DATA ROWS

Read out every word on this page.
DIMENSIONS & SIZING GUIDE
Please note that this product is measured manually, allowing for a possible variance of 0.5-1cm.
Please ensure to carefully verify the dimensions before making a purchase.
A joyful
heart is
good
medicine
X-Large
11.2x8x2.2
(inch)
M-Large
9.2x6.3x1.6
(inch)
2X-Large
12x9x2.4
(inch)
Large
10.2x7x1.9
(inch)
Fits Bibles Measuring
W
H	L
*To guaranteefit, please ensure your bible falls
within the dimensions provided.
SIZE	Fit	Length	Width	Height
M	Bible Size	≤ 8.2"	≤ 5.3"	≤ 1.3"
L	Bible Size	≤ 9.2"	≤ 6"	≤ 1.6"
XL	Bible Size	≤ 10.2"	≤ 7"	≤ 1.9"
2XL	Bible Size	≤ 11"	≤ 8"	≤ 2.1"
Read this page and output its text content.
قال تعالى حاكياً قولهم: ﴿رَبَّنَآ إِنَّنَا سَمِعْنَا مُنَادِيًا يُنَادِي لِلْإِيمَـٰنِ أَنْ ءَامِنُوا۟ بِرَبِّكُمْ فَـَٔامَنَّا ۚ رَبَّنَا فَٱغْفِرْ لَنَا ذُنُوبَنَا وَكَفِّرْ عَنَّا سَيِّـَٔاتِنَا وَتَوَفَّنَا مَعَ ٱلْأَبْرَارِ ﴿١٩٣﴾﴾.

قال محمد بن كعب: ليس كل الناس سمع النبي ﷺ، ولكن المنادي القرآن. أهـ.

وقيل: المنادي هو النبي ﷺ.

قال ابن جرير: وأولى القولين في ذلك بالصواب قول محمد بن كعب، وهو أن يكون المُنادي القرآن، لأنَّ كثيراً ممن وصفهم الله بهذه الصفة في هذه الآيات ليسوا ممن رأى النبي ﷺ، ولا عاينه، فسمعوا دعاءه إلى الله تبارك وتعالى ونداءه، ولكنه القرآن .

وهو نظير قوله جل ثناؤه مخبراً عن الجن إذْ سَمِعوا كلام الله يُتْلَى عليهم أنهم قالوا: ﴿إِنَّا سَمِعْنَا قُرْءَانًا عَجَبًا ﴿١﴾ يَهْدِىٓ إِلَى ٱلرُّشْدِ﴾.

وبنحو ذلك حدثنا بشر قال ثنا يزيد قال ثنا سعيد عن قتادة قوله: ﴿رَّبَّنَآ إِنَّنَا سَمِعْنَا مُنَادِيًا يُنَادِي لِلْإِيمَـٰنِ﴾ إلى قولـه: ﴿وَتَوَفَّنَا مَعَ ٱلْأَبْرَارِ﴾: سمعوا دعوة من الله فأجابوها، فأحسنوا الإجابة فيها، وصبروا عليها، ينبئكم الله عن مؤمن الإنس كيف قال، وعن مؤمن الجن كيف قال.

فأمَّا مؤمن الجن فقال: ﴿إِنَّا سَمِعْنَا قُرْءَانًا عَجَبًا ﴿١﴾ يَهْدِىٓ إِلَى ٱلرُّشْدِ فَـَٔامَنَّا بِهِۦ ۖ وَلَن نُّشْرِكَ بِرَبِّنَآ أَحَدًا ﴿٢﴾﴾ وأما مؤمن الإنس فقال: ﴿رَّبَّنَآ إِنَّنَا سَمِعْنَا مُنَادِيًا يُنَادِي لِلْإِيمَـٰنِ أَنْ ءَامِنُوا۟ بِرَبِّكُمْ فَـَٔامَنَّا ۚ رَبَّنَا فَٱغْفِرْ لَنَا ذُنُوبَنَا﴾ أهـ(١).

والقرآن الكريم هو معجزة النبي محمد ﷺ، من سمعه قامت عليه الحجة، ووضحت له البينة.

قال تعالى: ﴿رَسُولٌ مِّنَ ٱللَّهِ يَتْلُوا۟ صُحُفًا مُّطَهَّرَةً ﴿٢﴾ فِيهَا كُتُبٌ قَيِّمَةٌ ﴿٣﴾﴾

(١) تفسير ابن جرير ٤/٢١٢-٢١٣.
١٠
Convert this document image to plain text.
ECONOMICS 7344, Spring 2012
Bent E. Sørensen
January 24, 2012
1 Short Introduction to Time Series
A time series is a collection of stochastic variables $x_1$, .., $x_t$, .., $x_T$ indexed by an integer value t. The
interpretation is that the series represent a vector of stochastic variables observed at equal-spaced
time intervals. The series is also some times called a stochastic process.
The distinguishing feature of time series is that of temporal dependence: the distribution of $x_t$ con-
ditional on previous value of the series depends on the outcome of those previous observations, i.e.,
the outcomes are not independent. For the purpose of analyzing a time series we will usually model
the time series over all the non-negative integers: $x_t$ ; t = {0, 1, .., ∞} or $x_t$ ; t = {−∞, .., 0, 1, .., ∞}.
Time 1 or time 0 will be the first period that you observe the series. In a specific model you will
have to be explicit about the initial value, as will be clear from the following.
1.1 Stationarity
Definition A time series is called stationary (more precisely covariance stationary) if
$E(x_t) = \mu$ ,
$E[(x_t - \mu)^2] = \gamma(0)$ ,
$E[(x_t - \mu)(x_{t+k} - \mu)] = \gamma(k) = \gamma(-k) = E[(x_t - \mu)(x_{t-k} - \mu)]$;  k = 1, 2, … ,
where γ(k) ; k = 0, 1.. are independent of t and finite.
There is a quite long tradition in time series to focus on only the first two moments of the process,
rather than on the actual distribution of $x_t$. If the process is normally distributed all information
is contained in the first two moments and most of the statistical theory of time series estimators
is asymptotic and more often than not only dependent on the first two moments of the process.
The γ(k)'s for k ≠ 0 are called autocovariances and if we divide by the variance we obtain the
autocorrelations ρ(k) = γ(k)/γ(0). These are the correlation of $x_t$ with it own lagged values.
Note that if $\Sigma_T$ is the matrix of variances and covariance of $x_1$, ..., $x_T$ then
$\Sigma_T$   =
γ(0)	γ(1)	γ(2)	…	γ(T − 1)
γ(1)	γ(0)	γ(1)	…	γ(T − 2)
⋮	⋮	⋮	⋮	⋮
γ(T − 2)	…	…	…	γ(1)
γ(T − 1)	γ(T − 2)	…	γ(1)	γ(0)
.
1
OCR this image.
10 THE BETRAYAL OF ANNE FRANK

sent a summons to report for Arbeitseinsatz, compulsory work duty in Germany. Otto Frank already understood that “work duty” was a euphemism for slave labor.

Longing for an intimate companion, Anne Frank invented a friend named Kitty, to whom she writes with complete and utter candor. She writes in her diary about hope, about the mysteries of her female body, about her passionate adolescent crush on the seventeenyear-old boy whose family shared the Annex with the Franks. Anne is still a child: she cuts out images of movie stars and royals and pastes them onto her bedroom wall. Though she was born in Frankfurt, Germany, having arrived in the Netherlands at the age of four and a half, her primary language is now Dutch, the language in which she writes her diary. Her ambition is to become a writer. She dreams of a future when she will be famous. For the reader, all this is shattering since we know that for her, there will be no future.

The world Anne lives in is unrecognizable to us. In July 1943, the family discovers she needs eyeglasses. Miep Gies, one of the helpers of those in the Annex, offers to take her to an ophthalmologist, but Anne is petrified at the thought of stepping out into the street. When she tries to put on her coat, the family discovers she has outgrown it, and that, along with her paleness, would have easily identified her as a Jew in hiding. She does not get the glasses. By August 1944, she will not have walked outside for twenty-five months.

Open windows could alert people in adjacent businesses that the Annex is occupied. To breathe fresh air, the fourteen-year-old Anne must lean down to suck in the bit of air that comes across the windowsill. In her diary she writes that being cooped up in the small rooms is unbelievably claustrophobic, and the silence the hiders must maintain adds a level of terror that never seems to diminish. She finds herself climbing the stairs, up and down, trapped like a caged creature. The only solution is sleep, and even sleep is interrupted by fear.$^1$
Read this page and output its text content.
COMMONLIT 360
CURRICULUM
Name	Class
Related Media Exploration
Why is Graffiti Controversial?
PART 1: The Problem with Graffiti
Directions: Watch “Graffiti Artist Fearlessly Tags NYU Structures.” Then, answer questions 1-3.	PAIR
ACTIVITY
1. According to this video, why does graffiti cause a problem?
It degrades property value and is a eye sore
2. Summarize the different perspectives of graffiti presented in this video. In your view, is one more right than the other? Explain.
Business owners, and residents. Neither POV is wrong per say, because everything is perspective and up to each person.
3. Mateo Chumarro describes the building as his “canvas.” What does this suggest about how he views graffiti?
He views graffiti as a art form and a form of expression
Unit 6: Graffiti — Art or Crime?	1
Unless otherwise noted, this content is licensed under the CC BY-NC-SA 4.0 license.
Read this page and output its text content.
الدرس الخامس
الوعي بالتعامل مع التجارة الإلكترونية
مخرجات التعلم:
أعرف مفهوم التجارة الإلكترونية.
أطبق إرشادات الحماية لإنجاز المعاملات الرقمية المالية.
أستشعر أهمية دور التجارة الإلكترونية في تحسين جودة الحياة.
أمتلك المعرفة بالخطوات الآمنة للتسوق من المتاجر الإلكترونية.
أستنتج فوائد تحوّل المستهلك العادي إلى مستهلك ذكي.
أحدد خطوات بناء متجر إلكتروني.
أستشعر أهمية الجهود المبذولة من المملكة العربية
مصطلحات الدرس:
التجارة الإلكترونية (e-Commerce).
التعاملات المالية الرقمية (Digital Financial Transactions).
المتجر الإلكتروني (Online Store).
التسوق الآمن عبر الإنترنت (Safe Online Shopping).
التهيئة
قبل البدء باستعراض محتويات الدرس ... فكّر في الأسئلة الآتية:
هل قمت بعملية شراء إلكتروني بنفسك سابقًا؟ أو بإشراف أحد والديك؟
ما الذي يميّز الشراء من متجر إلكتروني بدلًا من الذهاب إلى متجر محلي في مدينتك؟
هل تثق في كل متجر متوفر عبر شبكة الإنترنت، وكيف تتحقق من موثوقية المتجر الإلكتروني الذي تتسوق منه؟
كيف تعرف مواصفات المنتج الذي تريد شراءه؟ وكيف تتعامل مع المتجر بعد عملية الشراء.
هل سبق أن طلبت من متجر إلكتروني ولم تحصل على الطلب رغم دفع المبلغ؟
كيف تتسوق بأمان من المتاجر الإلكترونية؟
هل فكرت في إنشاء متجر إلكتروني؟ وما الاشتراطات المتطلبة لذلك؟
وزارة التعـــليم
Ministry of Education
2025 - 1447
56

WHAT IS NEEDED
Find the word "التجارة" in the material, then list each line that holds it.

RESULT OF THE TASK
الوعي بالتعامل مع التجارة الإلكترونية
أعرف مفهوم التجارة الإلكترونية.
أستشعر أهمية دور التجارة الإلكترونية في تحسين جودة الحياة.
التجارة الإلكترونية (e-Commerce).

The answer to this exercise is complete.